(Dataset rows)
-------------------------
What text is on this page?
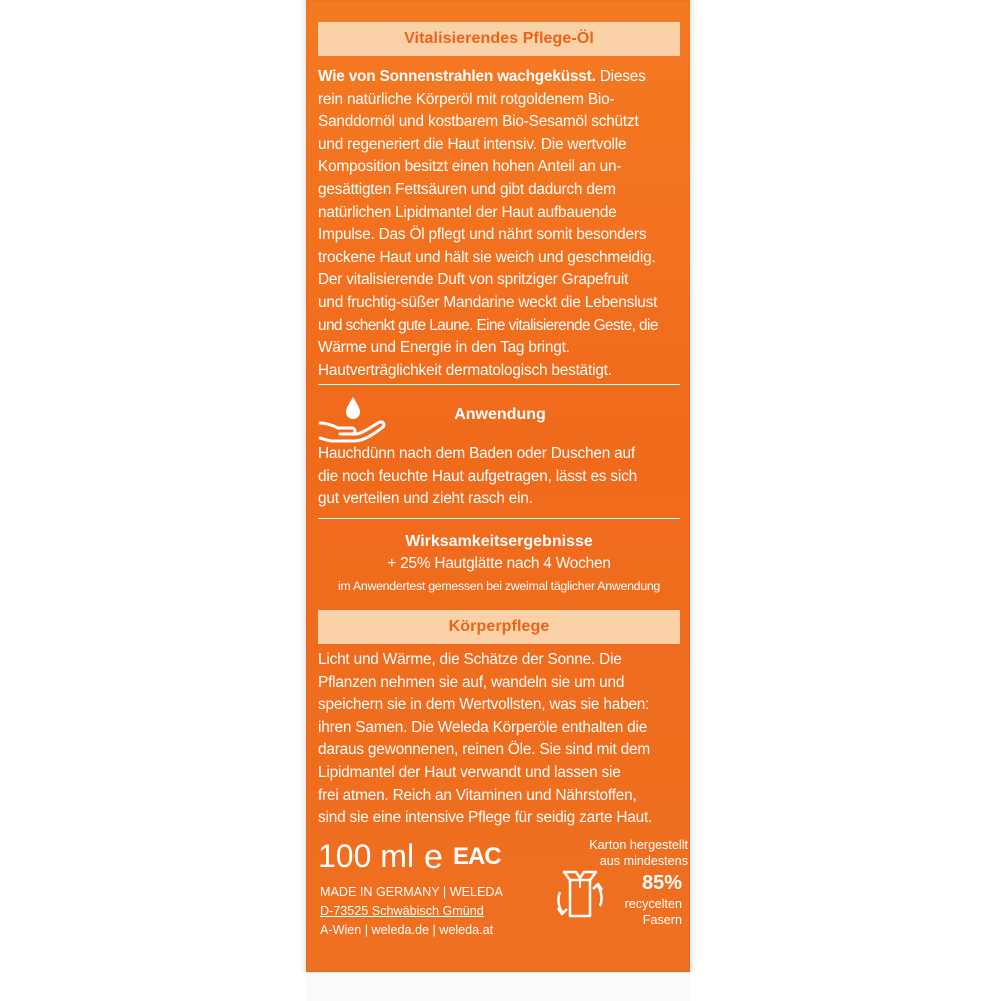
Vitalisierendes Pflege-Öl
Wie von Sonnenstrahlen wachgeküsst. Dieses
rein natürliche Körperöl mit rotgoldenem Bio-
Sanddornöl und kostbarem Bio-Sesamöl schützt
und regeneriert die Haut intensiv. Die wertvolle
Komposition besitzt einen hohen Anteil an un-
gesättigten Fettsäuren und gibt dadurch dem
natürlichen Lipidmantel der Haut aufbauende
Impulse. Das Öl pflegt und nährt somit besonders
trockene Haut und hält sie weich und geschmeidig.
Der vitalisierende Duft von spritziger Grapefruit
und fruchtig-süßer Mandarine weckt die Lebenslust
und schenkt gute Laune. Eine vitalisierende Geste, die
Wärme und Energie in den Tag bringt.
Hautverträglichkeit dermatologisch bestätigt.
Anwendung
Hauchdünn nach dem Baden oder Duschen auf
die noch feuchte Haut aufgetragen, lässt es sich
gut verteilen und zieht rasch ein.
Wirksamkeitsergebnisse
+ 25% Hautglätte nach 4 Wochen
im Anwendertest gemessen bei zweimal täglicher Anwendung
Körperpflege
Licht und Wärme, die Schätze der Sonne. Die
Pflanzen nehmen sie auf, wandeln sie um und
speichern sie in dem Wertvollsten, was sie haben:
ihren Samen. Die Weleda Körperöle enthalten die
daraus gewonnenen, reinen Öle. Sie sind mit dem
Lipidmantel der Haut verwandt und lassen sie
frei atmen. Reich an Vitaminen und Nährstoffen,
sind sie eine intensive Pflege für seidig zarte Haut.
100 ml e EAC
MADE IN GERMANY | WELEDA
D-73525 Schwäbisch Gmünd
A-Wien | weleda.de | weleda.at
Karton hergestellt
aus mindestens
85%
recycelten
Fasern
-------------------------
(Exercise brief): Filter the records above for lines containing the word "sind", and copy those lines.

(Response to this exercise):
daraus gewonnenen, reinen Öle. Sie sind mit dem
sind sie eine intensive Pflege für seidig zarte Haut.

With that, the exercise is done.